▶ [WHAT TO WORK ON]: Look through the listing for the word "Read". Copy each line that has it.

Stored dataset items:

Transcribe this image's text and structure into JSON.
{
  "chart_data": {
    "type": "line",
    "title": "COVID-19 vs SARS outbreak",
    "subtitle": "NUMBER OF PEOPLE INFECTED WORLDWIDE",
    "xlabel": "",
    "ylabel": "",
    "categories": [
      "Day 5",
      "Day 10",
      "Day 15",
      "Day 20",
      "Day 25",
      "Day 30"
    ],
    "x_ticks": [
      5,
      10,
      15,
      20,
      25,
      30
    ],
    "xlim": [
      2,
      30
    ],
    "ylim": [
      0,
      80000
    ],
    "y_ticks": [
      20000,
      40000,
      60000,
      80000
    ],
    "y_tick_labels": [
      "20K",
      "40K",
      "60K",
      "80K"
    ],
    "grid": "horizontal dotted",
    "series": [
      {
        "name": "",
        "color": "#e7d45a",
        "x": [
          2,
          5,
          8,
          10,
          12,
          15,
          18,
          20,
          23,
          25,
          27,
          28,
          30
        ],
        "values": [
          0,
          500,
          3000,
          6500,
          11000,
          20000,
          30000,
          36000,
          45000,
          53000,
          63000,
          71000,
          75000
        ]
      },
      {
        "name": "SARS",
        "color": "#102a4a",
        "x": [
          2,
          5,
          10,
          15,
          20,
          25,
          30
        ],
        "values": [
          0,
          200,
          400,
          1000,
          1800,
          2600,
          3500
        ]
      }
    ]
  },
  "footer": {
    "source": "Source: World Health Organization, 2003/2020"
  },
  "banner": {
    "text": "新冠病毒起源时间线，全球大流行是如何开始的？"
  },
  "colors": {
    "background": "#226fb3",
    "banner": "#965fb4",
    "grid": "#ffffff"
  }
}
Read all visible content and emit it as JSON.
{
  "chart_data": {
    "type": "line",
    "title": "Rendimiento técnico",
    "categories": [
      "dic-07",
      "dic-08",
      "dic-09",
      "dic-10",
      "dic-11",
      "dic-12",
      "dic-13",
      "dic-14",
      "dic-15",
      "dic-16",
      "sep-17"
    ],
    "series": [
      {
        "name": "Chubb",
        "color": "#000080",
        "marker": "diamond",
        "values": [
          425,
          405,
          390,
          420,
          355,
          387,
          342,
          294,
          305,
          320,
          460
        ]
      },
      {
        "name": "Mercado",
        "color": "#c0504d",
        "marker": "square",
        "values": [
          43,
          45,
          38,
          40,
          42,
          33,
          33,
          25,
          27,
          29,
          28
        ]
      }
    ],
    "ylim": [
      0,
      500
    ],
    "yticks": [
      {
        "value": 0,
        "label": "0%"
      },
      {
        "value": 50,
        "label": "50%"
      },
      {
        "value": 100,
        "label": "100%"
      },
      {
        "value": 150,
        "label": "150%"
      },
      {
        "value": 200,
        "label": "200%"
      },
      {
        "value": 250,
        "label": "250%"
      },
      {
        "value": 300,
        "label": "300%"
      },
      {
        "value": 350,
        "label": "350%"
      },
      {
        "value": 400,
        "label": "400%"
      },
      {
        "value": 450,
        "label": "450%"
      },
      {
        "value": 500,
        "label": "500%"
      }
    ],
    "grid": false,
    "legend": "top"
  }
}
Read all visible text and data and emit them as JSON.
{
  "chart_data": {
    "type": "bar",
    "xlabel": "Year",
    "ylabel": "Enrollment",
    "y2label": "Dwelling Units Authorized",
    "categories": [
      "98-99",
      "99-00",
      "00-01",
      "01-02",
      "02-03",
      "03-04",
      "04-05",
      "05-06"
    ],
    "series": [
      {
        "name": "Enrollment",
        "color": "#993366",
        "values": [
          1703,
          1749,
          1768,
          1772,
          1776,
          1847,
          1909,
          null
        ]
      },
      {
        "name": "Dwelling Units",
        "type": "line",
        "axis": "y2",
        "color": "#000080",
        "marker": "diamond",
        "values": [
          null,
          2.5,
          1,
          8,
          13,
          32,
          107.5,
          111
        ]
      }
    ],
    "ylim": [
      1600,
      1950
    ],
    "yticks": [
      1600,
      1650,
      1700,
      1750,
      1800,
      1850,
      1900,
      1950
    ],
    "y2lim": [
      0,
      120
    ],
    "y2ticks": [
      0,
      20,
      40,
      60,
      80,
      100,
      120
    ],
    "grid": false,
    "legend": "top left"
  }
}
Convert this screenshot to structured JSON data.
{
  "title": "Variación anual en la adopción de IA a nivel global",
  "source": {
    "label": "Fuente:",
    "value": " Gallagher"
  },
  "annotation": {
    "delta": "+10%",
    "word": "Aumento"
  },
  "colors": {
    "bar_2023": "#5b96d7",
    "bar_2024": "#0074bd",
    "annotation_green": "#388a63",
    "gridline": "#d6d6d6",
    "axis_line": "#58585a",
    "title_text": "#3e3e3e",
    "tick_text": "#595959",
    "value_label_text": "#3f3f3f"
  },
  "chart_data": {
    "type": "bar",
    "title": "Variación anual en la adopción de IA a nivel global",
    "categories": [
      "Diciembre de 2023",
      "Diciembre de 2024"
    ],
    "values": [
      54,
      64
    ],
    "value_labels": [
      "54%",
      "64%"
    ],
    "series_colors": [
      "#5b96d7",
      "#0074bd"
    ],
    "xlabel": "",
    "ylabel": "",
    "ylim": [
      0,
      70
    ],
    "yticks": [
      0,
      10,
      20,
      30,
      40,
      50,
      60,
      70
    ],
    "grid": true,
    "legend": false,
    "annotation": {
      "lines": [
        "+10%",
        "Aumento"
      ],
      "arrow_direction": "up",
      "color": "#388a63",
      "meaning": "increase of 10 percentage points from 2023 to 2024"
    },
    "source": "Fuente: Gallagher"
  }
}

▶ [RESPONSE TO THE EXERCISE]:
Read all visible content and emit it as JSON.
Read all visible text and data and emit them as JSON.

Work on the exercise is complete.